**Given instruction:** Transcribe the records below exactly as they appear.

• • • • • • •

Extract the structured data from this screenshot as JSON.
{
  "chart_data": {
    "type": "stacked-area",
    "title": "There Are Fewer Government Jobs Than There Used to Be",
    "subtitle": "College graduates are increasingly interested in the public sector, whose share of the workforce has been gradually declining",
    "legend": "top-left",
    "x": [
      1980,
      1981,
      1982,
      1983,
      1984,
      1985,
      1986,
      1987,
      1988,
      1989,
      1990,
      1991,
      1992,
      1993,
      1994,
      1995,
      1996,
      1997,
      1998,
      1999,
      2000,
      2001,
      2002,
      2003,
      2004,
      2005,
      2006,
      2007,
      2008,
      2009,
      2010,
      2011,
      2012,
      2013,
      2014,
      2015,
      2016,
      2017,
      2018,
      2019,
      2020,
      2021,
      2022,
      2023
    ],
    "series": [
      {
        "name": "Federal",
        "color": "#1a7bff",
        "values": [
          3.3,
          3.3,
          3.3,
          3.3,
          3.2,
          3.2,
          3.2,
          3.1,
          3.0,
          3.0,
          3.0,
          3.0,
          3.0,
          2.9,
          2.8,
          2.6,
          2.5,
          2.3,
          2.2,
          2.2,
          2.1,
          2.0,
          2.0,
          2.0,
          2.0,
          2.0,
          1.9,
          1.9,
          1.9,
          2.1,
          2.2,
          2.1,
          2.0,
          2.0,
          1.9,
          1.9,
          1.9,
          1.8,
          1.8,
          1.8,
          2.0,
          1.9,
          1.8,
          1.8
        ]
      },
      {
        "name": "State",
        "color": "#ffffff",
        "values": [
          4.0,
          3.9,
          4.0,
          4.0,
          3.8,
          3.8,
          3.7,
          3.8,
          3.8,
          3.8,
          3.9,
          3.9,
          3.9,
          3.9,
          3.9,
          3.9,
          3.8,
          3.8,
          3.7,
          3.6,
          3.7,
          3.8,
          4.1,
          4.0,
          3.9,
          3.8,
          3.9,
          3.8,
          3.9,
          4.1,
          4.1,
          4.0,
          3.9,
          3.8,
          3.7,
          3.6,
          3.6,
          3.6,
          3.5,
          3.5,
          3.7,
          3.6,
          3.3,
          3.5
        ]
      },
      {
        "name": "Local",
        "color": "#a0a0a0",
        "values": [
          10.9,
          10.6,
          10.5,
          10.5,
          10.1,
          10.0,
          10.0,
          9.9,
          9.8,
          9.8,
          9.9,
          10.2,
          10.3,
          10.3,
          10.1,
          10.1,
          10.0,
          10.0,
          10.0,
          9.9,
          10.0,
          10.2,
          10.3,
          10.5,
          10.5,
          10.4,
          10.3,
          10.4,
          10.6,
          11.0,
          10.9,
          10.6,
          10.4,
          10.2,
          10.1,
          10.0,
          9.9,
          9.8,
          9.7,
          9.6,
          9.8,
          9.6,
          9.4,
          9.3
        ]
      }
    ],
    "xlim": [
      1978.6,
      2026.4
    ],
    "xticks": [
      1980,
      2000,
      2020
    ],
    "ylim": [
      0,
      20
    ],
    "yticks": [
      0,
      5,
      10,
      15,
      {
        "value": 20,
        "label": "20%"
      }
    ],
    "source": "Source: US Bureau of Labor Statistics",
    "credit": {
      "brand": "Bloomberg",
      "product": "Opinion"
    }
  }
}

• • • • • • •

**Task response:**
Extract the structured data from this screenshot as JSON.
{
  "chart_data": {
    "type": "stacked-area",
    "title": "There Are Fewer Government Jobs Than There Used to Be",
    "subtitle": "College graduates are increasingly interested in the public sector, whose share of the workforce has been gradually declining",
    "legend": "top-left",
    "x": [
      1980,
      1981,
      1982,
      1983,
      1984,
      1985,
      1986,
      1987,
      1988,
      1989,
      1990,
      1991,
      1992,
      1993,
      1994,
      1995,
      1996,
      1997,
      1998,
      1999,
      2000,
      2001,
      2002,
      2003,
      2004,
      2005,
      2006,
      2007,
      2008,
      2009,
      2010,
      2011,
      2012,
      2013,
      2014,
      2015,
      2016,
      2017,
      2018,
      2019,
      2020,
      2021,
      2022,
      2023
    ],
    "series": [
      {
        "name": "Federal",
        "color": "#1a7bff",
        "values": [
          3.3,
          3.3,
          3.3,
          3.3,
          3.2,
          3.2,
          3.2,
          3.1,
          3.0,
          3.0,
          3.0,
          3.0,
          3.0,
          2.9,
          2.8,
          2.6,
          2.5,
          2.3,
          2.2,
          2.2,
          2.1,
          2.0,
          2.0,
          2.0,
          2.0,
          2.0,
          1.9,
          1.9,
          1.9,
          2.1,
          2.2,
          2.1,
          2.0,
          2.0,
          1.9,
          1.9,
          1.9,
          1.8,
          1.8,
          1.8,
          2.0,
          1.9,
          1.8,
          1.8
        ]
      },
      {
        "name": "State",
        "color": "#ffffff",
        "values": [
          4.0,
          3.9,
          4.0,
          4.0,
          3.8,
          3.8,
          3.7,
          3.8,
          3.8,
          3.8,
          3.9,
          3.9,
          3.9,
          3.9,
          3.9,
          3.9,
          3.8,
          3.8,
          3.7,
          3.6,
          3.7,
          3.8,
          4.1,
          4.0,
          3.9,
          3.8,
          3.9,
          3.8,
          3.9,
          4.1,
          4.1,
          4.0,
          3.9,
          3.8,
          3.7,
          3.6,
          3.6,
          3.6,
          3.5,
          3.5,
          3.7,
          3.6,
          3.3,
          3.5
        ]
      },
      {
        "name": "Local",
        "color": "#a0a0a0",
        "values": [
          10.9,
          10.6,
          10.5,
          10.5,
          10.1,
          10.0,
          10.0,
          9.9,
          9.8,
          9.8,
          9.9,
          10.2,
          10.3,
          10.3,
          10.1,
          10.1,
          10.0,
          10.0,
          10.0,
          9.9,
          10.0,
          10.2,
          10.3,
          10.5,
          10.5,
          10.4,
          10.3,
          10.4,
          10.6,
          11.0,
          10.9,
          10.6,
          10.4,
          10.2,
          10.1,
          10.0,
          9.9,
          9.8,
          9.7,
          9.6,
          9.8,
          9.6,
          9.4,
          9.3
        ]
      }
    ],
    "xlim": [
      1978.6,
      2026.4
    ],
    "xticks": [
      1980,
      2000,
      2020
    ],
    "ylim": [
      0,
      20
    ],
    "yticks": [
      0,
      5,
      10,
      15,
      {
        "value": 20,
        "label": "20%"
      }
    ],
    "source": "Source: US Bureau of Labor Statistics",
    "credit": {
      "brand": "Bloomberg",
      "product": "Opinion"
    }
  }
}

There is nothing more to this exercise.